**Task prompt**.
From the listing below, pull out every line where the string "document" appears.

**Stored rows**.

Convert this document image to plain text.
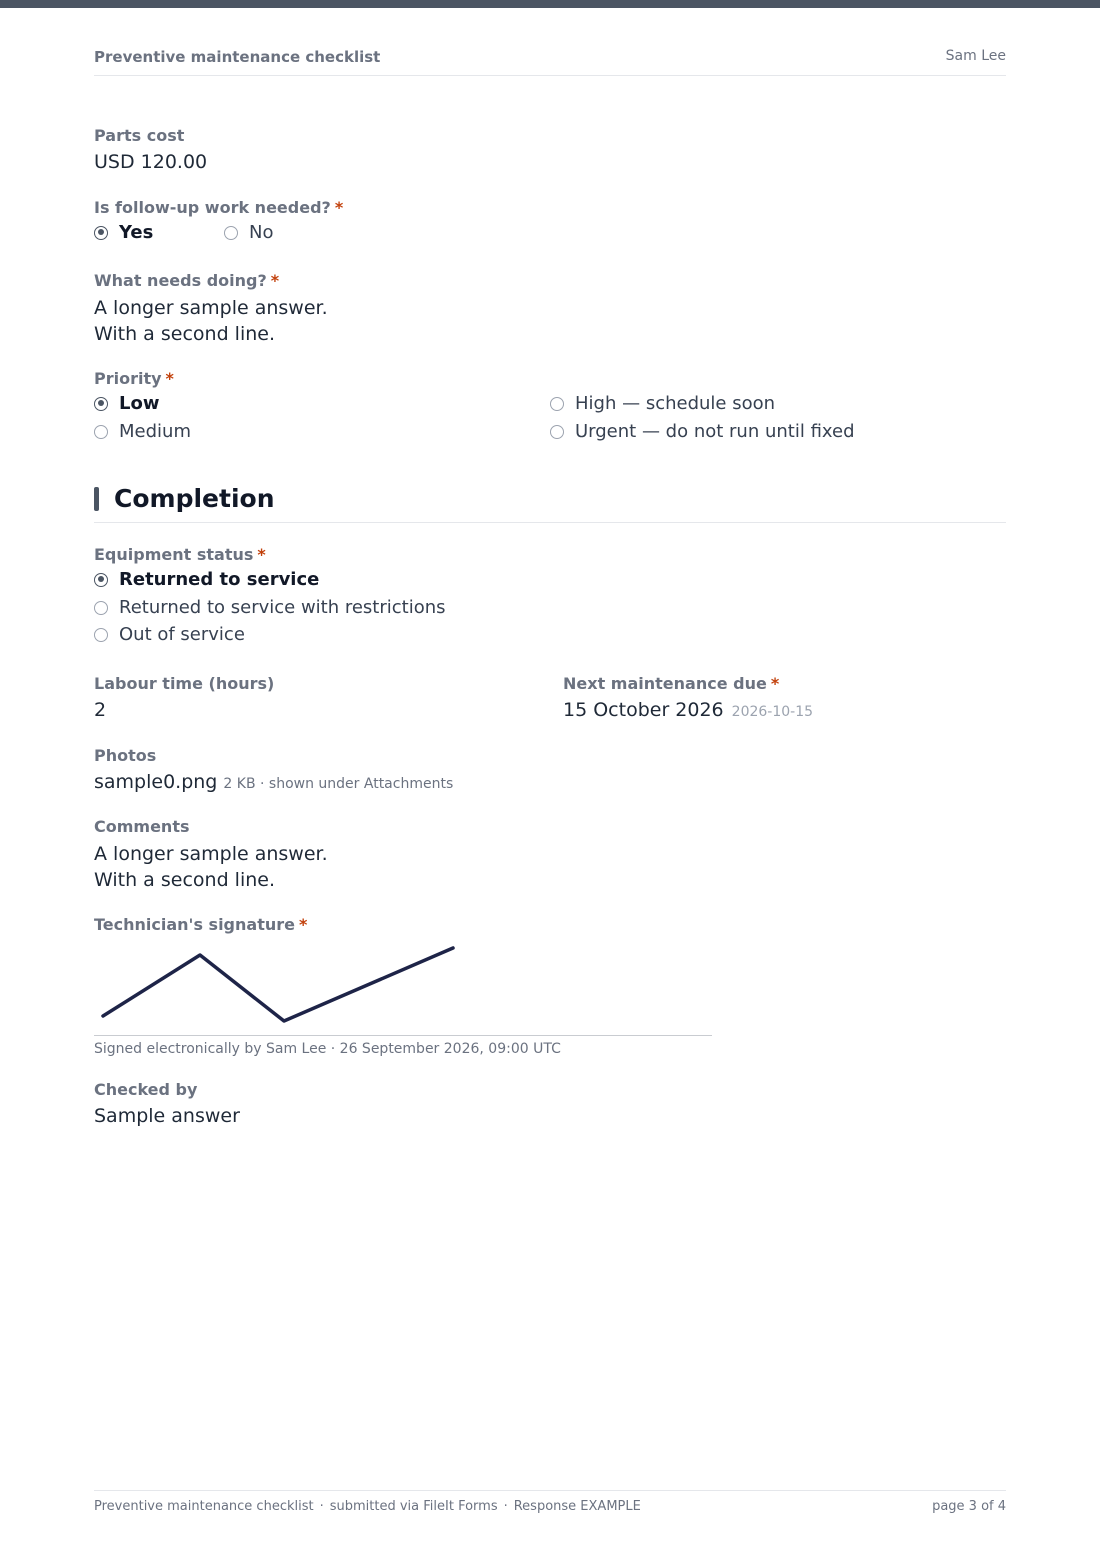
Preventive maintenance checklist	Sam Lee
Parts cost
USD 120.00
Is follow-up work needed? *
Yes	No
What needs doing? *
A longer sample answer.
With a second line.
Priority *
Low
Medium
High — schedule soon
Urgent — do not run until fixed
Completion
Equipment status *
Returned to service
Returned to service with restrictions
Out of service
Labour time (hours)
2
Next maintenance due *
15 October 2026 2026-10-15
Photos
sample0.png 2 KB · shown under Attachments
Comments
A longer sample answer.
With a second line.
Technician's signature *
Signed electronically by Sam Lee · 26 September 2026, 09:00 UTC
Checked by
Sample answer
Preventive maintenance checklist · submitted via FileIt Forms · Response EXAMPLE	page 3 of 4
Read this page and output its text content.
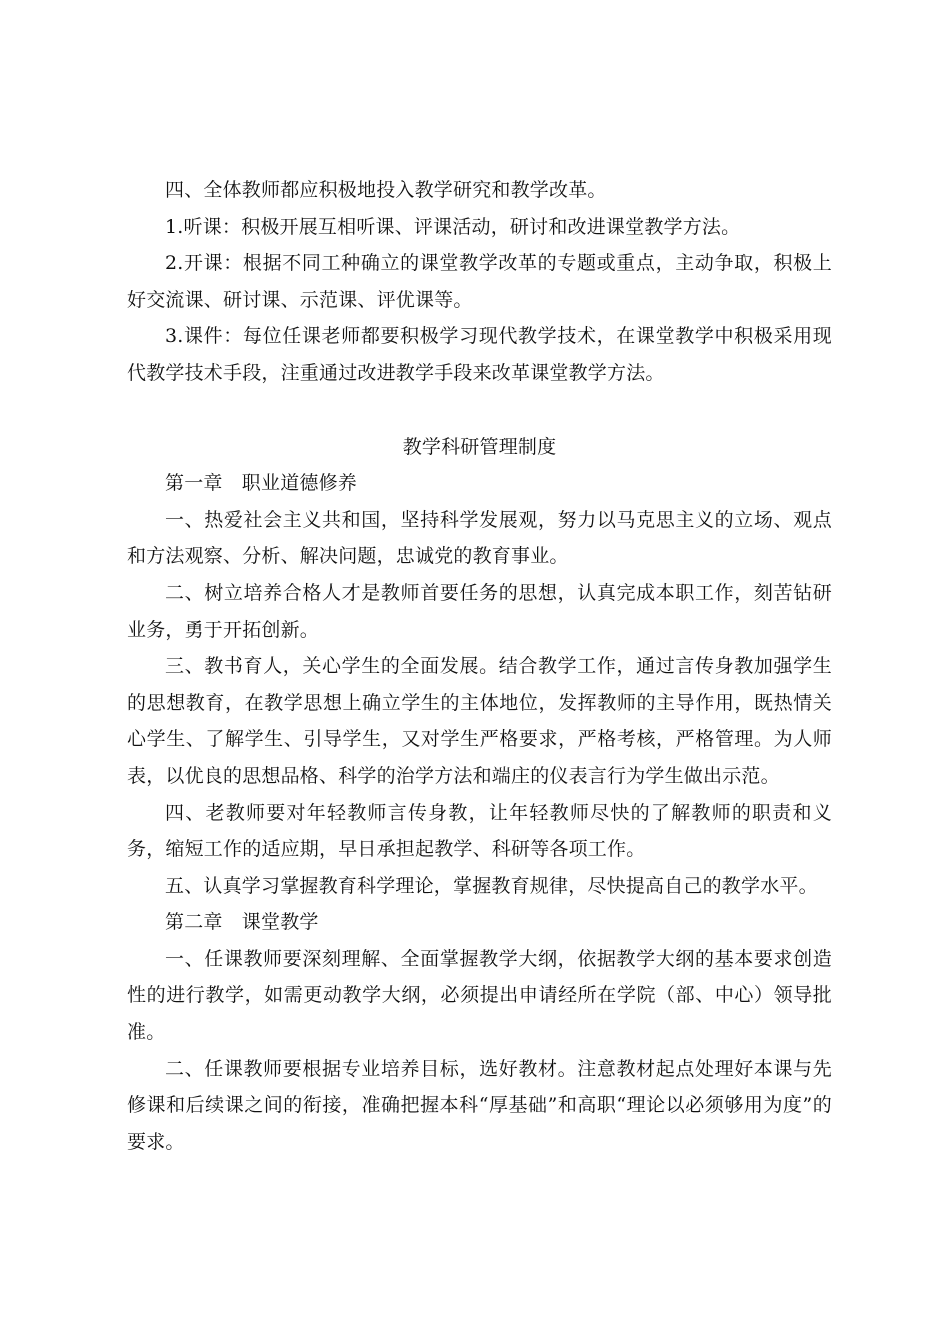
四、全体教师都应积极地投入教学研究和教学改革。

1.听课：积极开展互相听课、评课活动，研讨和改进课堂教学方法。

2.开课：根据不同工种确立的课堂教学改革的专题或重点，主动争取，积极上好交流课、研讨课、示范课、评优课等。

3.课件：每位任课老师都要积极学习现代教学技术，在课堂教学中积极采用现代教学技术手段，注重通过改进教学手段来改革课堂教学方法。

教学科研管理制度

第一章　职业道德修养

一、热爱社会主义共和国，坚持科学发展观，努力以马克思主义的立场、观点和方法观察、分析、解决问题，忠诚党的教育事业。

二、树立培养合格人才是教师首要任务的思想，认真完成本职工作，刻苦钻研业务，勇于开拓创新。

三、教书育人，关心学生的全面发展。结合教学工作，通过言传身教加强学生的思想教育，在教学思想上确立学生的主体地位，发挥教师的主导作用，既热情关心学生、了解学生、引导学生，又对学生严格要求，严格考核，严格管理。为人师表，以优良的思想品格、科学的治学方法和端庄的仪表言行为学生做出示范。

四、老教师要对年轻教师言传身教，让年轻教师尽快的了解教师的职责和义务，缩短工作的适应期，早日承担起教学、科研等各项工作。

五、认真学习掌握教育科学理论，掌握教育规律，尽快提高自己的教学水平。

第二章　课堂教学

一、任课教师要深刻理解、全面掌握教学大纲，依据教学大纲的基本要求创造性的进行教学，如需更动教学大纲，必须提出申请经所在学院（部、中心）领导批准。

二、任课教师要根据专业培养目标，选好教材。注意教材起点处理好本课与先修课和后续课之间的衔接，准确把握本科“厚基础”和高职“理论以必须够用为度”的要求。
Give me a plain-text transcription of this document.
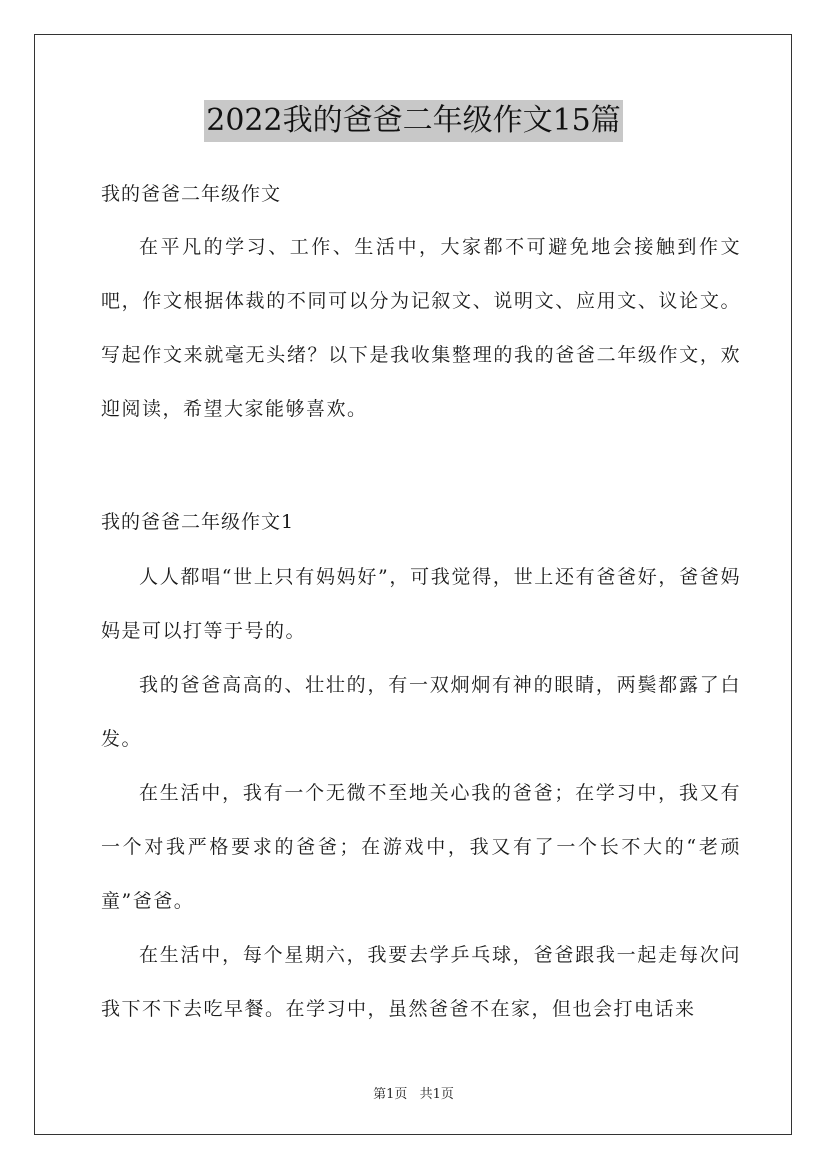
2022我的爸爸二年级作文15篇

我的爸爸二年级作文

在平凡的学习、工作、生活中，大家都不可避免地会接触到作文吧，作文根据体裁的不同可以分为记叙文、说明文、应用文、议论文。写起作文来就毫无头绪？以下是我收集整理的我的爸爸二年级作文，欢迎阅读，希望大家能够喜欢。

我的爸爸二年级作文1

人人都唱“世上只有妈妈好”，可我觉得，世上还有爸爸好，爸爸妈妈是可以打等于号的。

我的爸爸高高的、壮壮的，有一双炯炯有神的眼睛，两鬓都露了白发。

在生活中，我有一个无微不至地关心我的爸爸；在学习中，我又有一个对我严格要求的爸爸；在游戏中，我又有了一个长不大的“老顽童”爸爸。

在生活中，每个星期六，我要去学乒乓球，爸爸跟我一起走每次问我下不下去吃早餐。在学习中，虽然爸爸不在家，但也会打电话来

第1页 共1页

**Problem solution**.
Convert this document image to plain text.
Give me a plain-text transcription of this document.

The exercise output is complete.